======== Given entries ========

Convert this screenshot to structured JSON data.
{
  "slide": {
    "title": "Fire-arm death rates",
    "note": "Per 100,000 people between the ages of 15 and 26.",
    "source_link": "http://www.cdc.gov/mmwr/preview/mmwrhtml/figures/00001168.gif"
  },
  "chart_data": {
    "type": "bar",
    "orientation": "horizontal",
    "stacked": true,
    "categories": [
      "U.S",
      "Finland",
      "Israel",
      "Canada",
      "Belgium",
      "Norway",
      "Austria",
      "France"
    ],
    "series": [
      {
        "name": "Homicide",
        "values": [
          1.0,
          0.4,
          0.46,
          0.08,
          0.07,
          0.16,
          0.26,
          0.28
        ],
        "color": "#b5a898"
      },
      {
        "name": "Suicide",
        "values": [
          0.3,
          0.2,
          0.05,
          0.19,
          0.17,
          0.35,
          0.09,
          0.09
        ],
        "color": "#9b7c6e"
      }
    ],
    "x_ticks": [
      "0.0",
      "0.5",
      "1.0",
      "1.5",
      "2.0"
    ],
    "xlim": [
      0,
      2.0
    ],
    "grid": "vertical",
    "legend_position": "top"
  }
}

========
======== Given entries ========

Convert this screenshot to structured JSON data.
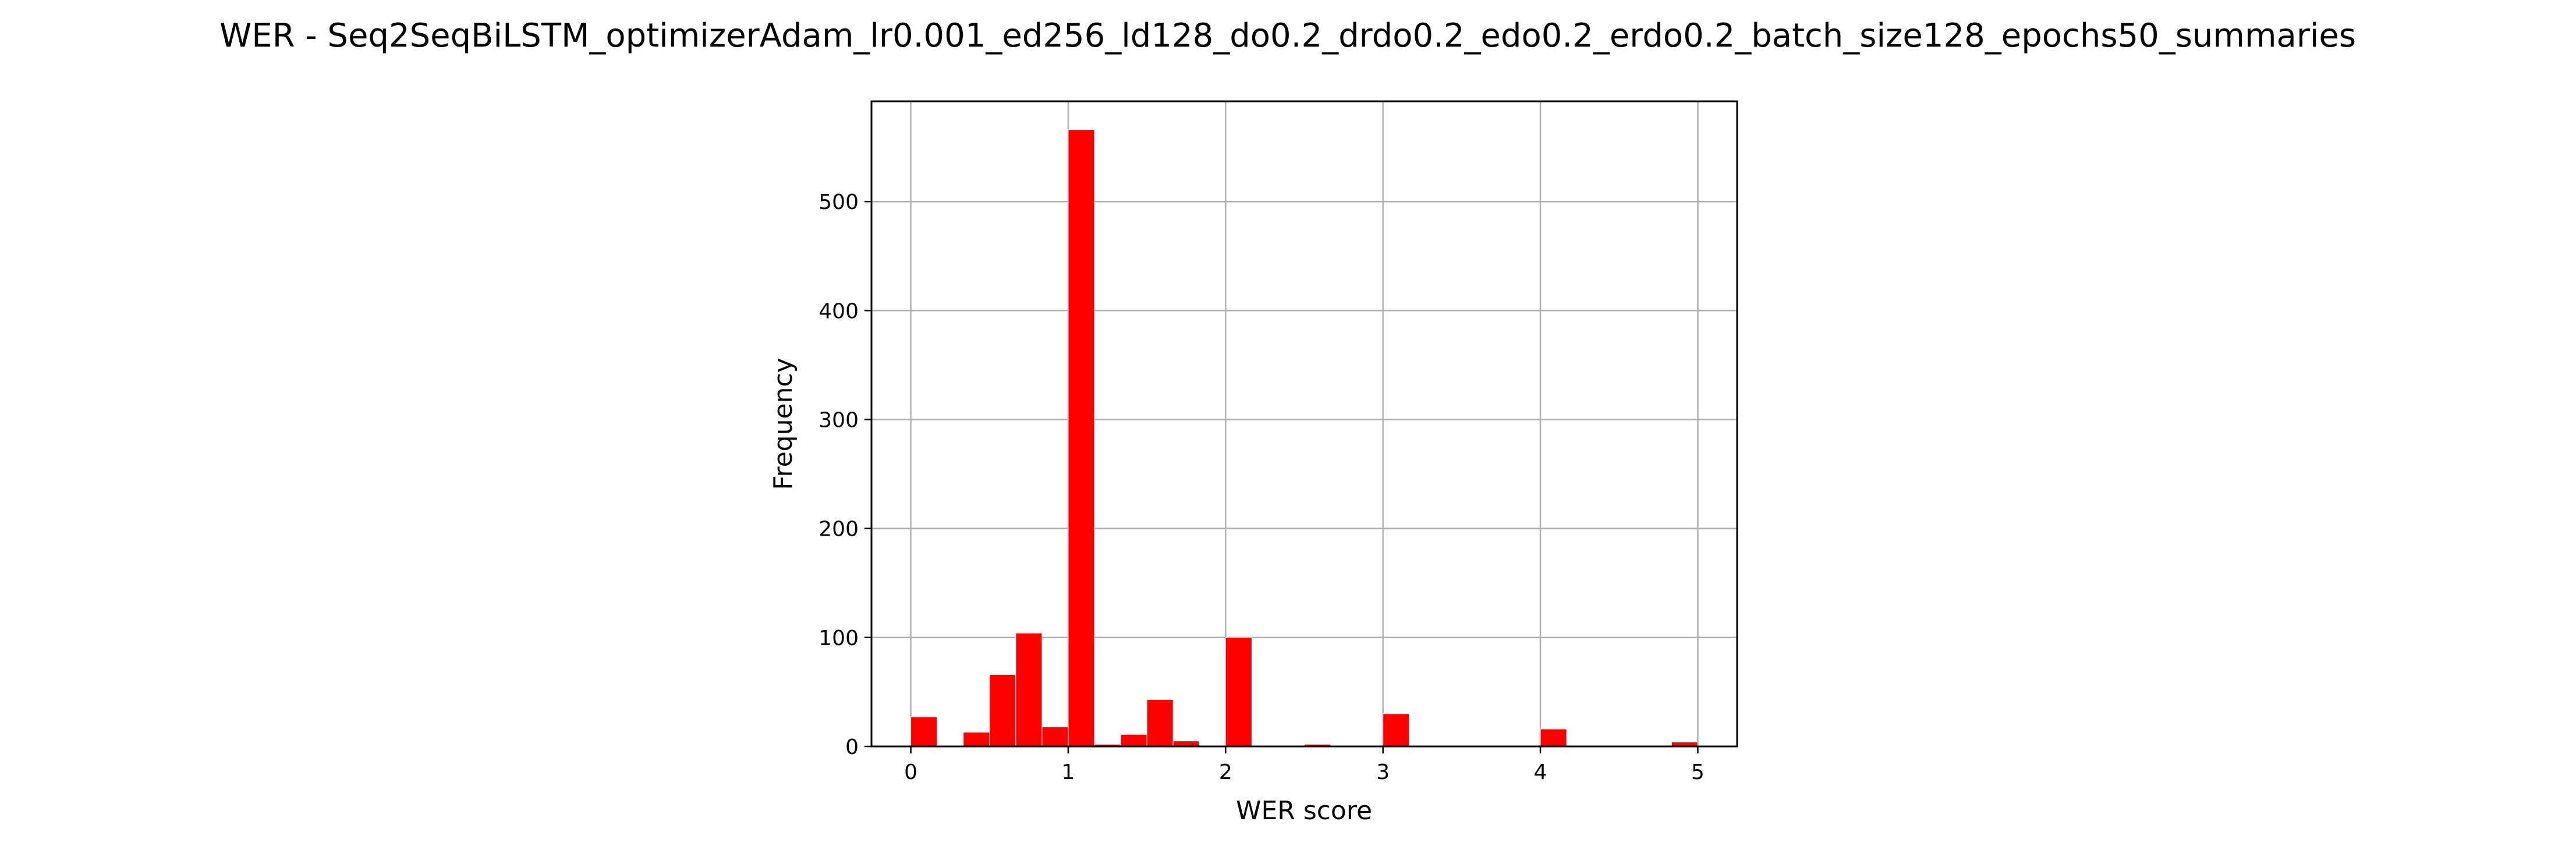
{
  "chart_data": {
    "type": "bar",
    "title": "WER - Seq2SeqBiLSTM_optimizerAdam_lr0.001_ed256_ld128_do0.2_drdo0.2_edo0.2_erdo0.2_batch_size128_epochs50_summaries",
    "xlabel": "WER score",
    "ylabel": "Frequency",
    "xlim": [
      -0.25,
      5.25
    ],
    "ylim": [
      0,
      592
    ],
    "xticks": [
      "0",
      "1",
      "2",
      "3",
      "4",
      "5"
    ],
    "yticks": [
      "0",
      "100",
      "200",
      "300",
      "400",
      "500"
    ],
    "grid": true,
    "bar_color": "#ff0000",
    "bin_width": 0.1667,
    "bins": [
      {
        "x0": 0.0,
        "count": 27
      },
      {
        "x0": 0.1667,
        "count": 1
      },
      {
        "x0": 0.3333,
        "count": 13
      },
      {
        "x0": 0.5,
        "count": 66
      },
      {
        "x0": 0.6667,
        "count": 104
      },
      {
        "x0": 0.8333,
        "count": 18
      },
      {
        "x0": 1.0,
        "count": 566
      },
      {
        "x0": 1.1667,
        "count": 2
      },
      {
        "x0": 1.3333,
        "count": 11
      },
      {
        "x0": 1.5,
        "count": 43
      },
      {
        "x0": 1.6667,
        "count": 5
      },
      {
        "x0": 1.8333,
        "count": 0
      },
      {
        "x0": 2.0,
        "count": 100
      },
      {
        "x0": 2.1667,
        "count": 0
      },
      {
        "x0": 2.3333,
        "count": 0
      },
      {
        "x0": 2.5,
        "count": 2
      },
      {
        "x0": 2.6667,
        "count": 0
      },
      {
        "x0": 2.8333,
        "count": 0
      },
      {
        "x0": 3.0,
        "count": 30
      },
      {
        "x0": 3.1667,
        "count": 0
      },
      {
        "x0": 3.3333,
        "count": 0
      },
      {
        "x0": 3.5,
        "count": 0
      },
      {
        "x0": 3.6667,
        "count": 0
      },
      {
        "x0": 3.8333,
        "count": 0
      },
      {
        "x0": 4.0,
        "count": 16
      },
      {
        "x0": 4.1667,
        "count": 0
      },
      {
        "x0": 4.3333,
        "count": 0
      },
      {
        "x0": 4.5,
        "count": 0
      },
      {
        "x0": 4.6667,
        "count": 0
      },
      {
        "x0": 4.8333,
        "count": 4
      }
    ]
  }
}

========

Exercise brief - Indicate how many lines of the material contain the string "title", giving the number and nothing more.

The response - 2